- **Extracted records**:
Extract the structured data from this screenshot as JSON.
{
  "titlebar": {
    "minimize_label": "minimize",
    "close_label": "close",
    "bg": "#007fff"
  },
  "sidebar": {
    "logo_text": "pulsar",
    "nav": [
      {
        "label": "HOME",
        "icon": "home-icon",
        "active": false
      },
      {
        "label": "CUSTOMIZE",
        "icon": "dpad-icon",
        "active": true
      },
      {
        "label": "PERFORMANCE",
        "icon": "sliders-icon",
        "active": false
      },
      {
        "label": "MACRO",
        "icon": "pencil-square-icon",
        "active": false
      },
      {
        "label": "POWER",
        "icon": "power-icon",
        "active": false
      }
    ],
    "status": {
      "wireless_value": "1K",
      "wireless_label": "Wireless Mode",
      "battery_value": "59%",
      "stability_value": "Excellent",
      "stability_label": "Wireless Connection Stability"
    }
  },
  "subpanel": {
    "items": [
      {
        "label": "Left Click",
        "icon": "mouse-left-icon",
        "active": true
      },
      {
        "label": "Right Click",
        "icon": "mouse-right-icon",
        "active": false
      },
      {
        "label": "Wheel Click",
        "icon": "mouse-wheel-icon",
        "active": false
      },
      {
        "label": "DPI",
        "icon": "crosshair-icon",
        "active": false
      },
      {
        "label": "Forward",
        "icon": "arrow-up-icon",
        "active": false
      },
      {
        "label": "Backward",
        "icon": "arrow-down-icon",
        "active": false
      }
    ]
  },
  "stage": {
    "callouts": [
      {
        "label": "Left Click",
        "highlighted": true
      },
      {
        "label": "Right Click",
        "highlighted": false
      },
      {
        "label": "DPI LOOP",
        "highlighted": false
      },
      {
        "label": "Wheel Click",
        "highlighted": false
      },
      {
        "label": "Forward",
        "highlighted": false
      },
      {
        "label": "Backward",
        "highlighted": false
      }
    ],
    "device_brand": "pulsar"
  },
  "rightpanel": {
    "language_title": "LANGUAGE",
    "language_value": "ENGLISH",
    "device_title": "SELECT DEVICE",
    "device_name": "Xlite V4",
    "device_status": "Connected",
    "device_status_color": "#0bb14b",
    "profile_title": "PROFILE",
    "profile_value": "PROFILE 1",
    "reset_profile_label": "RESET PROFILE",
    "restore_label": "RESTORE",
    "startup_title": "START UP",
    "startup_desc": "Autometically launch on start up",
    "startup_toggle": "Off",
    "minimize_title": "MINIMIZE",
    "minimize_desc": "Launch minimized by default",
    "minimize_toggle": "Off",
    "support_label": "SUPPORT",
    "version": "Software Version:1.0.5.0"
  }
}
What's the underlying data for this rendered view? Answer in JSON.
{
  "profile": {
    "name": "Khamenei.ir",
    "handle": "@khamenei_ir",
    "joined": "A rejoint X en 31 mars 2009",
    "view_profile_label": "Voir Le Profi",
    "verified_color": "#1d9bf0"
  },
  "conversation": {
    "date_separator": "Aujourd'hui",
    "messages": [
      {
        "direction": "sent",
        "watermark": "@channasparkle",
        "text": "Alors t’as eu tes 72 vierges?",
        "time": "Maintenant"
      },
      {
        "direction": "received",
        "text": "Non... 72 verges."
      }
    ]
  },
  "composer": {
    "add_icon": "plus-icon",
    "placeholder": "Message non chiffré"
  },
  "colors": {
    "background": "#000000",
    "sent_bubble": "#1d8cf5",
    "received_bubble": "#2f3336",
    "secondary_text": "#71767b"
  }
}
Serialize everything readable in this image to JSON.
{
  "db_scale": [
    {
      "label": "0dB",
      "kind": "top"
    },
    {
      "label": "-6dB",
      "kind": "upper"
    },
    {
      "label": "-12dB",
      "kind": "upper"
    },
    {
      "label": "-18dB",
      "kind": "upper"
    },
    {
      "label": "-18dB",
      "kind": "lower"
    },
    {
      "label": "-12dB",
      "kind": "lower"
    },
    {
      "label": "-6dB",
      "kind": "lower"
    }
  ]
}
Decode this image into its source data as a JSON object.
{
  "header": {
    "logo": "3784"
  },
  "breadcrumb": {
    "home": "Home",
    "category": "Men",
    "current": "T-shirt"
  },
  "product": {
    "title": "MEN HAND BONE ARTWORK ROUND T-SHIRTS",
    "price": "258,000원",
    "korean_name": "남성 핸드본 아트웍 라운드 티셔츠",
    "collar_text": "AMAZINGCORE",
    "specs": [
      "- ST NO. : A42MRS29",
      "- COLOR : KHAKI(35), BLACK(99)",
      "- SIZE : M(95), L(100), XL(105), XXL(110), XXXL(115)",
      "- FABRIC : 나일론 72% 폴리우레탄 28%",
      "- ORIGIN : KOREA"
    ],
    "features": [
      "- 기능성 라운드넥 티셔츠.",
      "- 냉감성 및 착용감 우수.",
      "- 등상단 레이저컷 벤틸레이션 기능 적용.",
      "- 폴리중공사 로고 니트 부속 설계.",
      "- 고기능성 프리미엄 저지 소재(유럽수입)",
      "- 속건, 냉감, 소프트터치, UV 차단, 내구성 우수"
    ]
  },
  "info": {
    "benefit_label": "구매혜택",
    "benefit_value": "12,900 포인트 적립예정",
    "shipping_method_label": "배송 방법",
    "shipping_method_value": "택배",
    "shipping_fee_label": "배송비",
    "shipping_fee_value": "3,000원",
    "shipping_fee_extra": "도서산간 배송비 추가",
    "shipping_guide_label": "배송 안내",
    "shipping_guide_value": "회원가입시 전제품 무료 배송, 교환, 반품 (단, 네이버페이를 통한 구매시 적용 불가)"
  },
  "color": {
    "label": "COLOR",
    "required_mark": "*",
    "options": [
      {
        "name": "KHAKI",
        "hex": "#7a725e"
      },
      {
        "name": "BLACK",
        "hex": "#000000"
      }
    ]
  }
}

- **What this task involves**: Look through the material above. Copy each line where the word "direction" appears.

- **Answer to this exercise**:
        "direction": "sent",
        "direction": "received",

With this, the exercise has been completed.